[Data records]
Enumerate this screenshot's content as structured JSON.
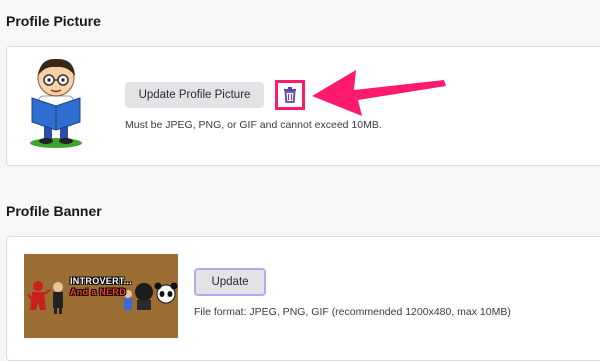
{
  "profile_picture": {
    "title": "Profile Picture",
    "update_label": "Update Profile Picture",
    "hint": "Must be JPEG, PNG, or GIF and cannot exceed 10MB."
  },
  "profile_banner": {
    "title": "Profile Banner",
    "update_label": "Update",
    "hint": "File format: JPEG, PNG, GIF (recommended 1200x480, max 10MB)",
    "image_text_line1": "INTROVERT...",
    "image_text_line2": "And a NERD"
  },
  "colors": {
    "highlight": "#ff1a6e",
    "trash_icon": "#6441a5",
    "focus_ring": "#b9a6f2",
    "banner_bg": "#9b6e34"
  },
  "icons": {
    "delete": "trash-icon",
    "annotation": "arrow-icon",
    "avatar": "nerd-cartoon-avatar"
  }
}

■ TO DO:
Quote each record exactly as it stands, minus the pictures.

■ EXPECTED ANSWER:
Enumerate this screenshot's content as structured JSON.
{
  "profile_picture": {
    "title": "Profile Picture",
    "update_label": "Update Profile Picture",
    "hint": "Must be JPEG, PNG, or GIF and cannot exceed 10MB."
  },
  "profile_banner": {
    "title": "Profile Banner",
    "update_label": "Update",
    "hint": "File format: JPEG, PNG, GIF (recommended 1200x480, max 10MB)",
    "image_text_line1": "INTROVERT...",
    "image_text_line2": "And a NERD"
  },
  "colors": {
    "highlight": "#ff1a6e",
    "trash_icon": "#6441a5",
    "focus_ring": "#b9a6f2",
    "banner_bg": "#9b6e34"
  },
  "icons": {
    "delete": "trash-icon",
    "annotation": "arrow-icon",
    "avatar": "nerd-cartoon-avatar"
  }
}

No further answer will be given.